**Data rows**

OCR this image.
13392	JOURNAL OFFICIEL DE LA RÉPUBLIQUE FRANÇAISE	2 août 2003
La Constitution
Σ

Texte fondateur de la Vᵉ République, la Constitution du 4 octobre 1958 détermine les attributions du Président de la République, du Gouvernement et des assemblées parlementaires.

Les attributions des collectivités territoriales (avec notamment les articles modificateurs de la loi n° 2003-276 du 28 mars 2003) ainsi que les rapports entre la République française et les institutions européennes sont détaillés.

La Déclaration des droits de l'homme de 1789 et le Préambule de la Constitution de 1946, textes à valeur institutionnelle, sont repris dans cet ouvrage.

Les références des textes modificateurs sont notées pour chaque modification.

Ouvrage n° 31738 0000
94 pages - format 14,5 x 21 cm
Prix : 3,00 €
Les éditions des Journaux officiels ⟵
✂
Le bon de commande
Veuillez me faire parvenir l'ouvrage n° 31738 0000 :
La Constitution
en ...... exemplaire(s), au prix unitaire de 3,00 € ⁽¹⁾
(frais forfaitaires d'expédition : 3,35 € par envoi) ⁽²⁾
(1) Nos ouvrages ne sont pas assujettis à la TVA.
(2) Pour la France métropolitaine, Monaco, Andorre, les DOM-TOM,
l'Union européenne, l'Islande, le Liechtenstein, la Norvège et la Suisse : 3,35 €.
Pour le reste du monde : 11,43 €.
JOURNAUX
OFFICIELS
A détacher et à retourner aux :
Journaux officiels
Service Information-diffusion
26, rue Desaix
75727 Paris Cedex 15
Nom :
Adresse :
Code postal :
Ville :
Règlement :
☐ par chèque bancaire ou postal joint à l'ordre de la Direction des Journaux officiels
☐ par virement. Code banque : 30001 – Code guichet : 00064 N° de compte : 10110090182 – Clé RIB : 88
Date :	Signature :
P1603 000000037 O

**Given instruction**
Copy all of the data exactly.

**Problem solution**
OCR this image.
13392	JOURNAL OFFICIEL DE LA RÉPUBLIQUE FRANÇAISE	2 août 2003
La Constitution
Σ

Texte fondateur de la Vᵉ République, la Constitution du 4 octobre 1958 détermine les attributions du Président de la République, du Gouvernement et des assemblées parlementaires.

Les attributions des collectivités territoriales (avec notamment les articles modificateurs de la loi n° 2003-276 du 28 mars 2003) ainsi que les rapports entre la République française et les institutions européennes sont détaillés.

La Déclaration des droits de l'homme de 1789 et le Préambule de la Constitution de 1946, textes à valeur institutionnelle, sont repris dans cet ouvrage.

Les références des textes modificateurs sont notées pour chaque modification.

Ouvrage n° 31738 0000
94 pages - format 14,5 x 21 cm
Prix : 3,00 €
Les éditions des Journaux officiels ⟵
✂
Le bon de commande
Veuillez me faire parvenir l'ouvrage n° 31738 0000 :
La Constitution
en ...... exemplaire(s), au prix unitaire de 3,00 € ⁽¹⁾
(frais forfaitaires d'expédition : 3,35 € par envoi) ⁽²⁾
(1) Nos ouvrages ne sont pas assujettis à la TVA.
(2) Pour la France métropolitaine, Monaco, Andorre, les DOM-TOM,
l'Union européenne, l'Islande, le Liechtenstein, la Norvège et la Suisse : 3,35 €.
Pour le reste du monde : 11,43 €.
JOURNAUX
OFFICIELS
A détacher et à retourner aux :
Journaux officiels
Service Information-diffusion
26, rue Desaix
75727 Paris Cedex 15
Nom :
Adresse :
Code postal :
Ville :
Règlement :
☐ par chèque bancaire ou postal joint à l'ordre de la Direction des Journaux officiels
☐ par virement. Code banque : 30001 – Code guichet : 00064 N° de compte : 10110090182 – Clé RIB : 88
Date :	Signature :
P1603 000000037 O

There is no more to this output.